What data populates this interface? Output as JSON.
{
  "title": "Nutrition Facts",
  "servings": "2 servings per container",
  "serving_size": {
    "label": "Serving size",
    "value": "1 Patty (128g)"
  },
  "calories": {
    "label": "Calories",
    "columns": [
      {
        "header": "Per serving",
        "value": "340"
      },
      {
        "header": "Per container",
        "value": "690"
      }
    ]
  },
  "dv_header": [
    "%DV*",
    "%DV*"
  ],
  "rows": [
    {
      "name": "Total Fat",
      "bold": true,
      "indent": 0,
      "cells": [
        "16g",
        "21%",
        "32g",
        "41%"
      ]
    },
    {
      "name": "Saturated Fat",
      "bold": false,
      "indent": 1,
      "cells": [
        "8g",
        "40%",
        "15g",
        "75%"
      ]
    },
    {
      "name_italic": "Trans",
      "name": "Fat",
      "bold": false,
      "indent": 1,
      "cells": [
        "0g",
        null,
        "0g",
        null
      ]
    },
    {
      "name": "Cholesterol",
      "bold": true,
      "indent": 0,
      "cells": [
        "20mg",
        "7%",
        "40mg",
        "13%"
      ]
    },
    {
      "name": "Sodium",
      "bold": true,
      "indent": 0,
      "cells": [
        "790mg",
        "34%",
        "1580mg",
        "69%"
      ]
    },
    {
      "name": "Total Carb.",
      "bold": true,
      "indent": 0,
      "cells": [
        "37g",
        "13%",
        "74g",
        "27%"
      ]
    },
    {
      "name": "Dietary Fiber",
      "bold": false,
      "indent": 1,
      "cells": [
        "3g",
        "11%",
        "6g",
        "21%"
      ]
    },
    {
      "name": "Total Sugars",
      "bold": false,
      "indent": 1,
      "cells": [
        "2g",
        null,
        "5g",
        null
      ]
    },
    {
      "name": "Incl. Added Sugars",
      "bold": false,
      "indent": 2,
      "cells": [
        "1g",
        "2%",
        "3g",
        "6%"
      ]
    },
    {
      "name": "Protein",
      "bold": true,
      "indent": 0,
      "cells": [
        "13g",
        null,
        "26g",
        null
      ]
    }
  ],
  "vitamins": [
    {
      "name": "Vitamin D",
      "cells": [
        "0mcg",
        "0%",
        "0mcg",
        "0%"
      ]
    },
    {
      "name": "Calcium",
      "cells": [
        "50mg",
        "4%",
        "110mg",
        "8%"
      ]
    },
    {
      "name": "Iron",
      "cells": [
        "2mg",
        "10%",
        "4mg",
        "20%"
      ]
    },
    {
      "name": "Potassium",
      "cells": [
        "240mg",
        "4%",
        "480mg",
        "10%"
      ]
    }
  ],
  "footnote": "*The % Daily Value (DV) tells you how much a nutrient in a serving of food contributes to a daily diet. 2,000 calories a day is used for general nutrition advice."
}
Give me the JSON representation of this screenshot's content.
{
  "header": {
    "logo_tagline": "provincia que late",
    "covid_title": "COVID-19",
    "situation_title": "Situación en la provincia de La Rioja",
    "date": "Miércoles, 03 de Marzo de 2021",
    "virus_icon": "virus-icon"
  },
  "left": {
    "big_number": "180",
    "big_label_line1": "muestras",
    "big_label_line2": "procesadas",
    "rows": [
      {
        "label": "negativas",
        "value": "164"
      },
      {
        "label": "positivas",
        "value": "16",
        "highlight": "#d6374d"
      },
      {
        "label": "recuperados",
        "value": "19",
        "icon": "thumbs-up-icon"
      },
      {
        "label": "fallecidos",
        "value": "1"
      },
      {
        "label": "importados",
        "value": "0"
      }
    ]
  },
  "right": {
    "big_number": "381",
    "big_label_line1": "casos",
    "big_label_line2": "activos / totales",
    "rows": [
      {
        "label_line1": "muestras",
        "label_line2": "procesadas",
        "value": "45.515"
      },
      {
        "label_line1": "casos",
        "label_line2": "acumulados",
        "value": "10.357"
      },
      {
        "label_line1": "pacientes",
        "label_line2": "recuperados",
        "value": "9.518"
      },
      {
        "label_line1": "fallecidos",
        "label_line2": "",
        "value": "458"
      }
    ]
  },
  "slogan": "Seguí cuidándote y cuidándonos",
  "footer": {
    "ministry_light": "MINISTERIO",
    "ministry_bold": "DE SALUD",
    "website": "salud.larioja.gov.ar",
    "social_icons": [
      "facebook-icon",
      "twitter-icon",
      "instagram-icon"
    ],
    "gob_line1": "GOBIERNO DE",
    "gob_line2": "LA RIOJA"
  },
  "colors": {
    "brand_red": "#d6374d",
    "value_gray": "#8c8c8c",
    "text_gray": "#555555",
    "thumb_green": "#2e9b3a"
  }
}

═══

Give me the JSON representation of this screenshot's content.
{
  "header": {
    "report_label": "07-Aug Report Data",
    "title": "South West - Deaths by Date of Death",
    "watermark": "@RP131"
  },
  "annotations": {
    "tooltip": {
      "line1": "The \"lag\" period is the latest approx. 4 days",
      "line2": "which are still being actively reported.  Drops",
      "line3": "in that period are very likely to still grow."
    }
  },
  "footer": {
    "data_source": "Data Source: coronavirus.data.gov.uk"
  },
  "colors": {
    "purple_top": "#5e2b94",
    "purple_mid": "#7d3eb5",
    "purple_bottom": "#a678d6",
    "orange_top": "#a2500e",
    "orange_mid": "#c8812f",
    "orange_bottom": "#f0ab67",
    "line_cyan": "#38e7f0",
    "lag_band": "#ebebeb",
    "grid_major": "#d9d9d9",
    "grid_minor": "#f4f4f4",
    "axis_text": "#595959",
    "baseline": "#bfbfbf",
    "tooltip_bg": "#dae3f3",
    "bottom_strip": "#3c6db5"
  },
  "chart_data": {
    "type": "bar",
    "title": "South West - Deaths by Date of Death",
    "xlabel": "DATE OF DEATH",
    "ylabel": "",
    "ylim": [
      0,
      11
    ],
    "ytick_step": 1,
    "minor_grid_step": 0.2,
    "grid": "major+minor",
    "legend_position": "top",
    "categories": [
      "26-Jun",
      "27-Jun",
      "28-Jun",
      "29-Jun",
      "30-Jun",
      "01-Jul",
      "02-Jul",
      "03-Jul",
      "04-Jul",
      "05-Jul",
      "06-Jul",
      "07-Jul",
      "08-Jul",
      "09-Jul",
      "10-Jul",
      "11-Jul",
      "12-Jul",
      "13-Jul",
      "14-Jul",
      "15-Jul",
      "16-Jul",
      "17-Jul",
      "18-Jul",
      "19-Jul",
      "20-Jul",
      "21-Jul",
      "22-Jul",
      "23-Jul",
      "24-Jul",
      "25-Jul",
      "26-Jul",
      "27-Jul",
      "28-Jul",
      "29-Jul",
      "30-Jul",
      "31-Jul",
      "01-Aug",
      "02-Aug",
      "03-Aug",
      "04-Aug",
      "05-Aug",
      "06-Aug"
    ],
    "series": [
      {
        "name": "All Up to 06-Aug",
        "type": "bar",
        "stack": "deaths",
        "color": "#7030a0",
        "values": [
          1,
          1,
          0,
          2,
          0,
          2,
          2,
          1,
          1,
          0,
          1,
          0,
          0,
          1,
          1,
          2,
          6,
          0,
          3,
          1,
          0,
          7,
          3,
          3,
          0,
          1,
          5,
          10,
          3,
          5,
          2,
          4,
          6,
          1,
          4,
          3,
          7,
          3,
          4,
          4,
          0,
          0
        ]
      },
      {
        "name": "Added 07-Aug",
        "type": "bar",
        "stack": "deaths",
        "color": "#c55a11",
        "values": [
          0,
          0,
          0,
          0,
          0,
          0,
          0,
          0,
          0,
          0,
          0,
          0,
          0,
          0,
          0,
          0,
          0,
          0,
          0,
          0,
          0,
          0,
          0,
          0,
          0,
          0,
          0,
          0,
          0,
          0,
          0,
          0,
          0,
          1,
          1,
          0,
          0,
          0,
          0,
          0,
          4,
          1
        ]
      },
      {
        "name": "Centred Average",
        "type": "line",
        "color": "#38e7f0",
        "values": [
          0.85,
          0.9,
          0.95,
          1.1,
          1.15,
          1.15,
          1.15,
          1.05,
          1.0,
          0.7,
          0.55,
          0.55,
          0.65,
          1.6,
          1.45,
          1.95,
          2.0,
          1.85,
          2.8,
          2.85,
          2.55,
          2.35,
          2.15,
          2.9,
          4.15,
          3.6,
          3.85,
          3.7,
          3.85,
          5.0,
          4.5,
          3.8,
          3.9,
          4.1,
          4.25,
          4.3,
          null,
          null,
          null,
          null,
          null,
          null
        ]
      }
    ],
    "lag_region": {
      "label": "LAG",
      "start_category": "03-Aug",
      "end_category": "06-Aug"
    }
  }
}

═══

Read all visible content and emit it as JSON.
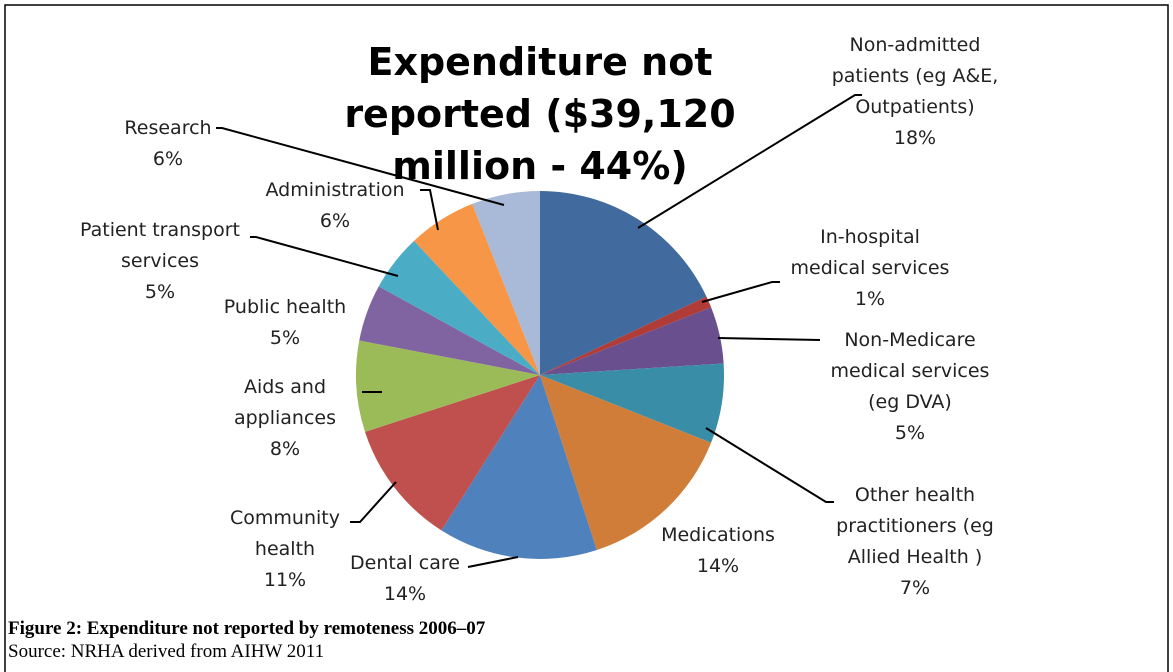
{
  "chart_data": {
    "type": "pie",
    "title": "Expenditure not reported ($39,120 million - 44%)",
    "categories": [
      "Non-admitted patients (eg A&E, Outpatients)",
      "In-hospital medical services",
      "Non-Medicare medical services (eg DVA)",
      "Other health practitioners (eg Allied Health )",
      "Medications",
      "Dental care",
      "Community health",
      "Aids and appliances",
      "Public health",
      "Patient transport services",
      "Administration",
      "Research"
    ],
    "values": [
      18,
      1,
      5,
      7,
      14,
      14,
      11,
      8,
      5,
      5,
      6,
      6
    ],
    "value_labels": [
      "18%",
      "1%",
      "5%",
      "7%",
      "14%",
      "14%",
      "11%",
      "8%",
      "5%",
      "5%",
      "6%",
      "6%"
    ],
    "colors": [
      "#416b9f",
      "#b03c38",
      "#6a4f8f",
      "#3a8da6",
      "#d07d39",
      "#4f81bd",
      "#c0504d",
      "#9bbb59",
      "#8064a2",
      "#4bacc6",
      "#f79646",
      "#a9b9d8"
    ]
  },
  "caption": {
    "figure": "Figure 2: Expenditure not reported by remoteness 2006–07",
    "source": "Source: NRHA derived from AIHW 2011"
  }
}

═══

### Directions
Find out how many lines in the data above hold the word "medical". Write only the number.

### Exercise answer
2